::: DATA SUPPLIED :::

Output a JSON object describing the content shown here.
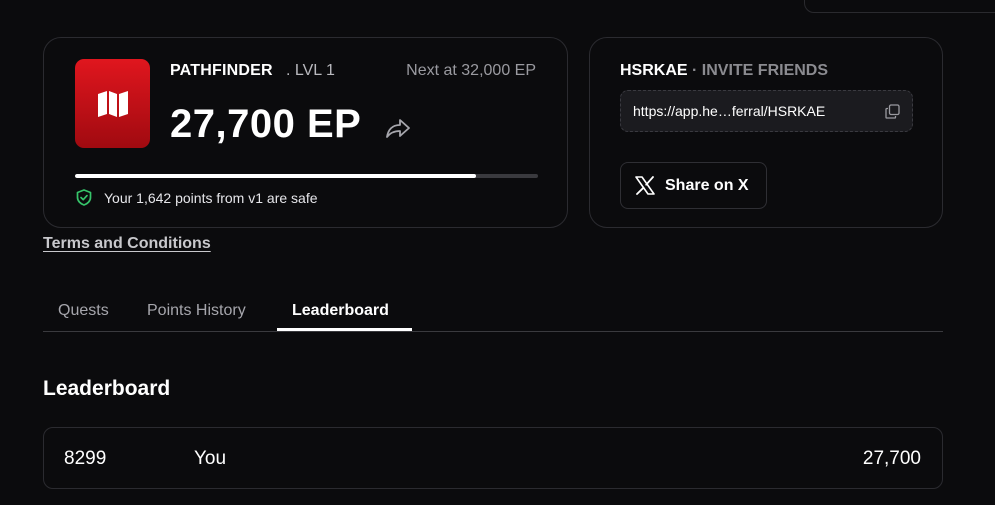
{
  "rank": {
    "title": "PATHFINDER",
    "level": ". LVL 1",
    "next_at": "Next at 32,000 EP",
    "ep": "27,700 EP",
    "progress": 0.8656,
    "safe_text": "Your 1,642 points from v1 are safe",
    "badge_icon": "map-icon",
    "share_icon": "share-arrow-icon",
    "safe_icon": "shield-check-icon",
    "accent_color": "#d8111a"
  },
  "invite": {
    "code": "HSRKAE",
    "label": " · INVITE FRIENDS",
    "link": "https://app.he…ferral/HSRKAE",
    "copy_icon": "copy-icon",
    "share_label": "Share on X",
    "share_icon": "x-logo-icon"
  },
  "terms_label": "Terms and Conditions",
  "tabs": [
    {
      "label": "Quests",
      "active": false
    },
    {
      "label": "Points History",
      "active": false
    },
    {
      "label": "Leaderboard",
      "active": true
    }
  ],
  "leaderboard": {
    "title": "Leaderboard",
    "rows": [
      {
        "rank": "8299",
        "name": "You",
        "points": "27,700"
      }
    ]
  }
}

:::

Omit the pictures. Transcribe every record exactly.

### EXERCISE RESULT
Output a JSON object describing the content shown here.
{
  "rank": {
    "title": "PATHFINDER",
    "level": ". LVL 1",
    "next_at": "Next at 32,000 EP",
    "ep": "27,700 EP",
    "progress": 0.8656,
    "safe_text": "Your 1,642 points from v1 are safe",
    "badge_icon": "map-icon",
    "share_icon": "share-arrow-icon",
    "safe_icon": "shield-check-icon",
    "accent_color": "#d8111a"
  },
  "invite": {
    "code": "HSRKAE",
    "label": " · INVITE FRIENDS",
    "link": "https://app.he…ferral/HSRKAE",
    "copy_icon": "copy-icon",
    "share_label": "Share on X",
    "share_icon": "x-logo-icon"
  },
  "terms_label": "Terms and Conditions",
  "tabs": [
    {
      "label": "Quests",
      "active": false
    },
    {
      "label": "Points History",
      "active": false
    },
    {
      "label": "Leaderboard",
      "active": true
    }
  ],
  "leaderboard": {
    "title": "Leaderboard",
    "rows": [
      {
        "rank": "8299",
        "name": "You",
        "points": "27,700"
      }
    ]
  }
}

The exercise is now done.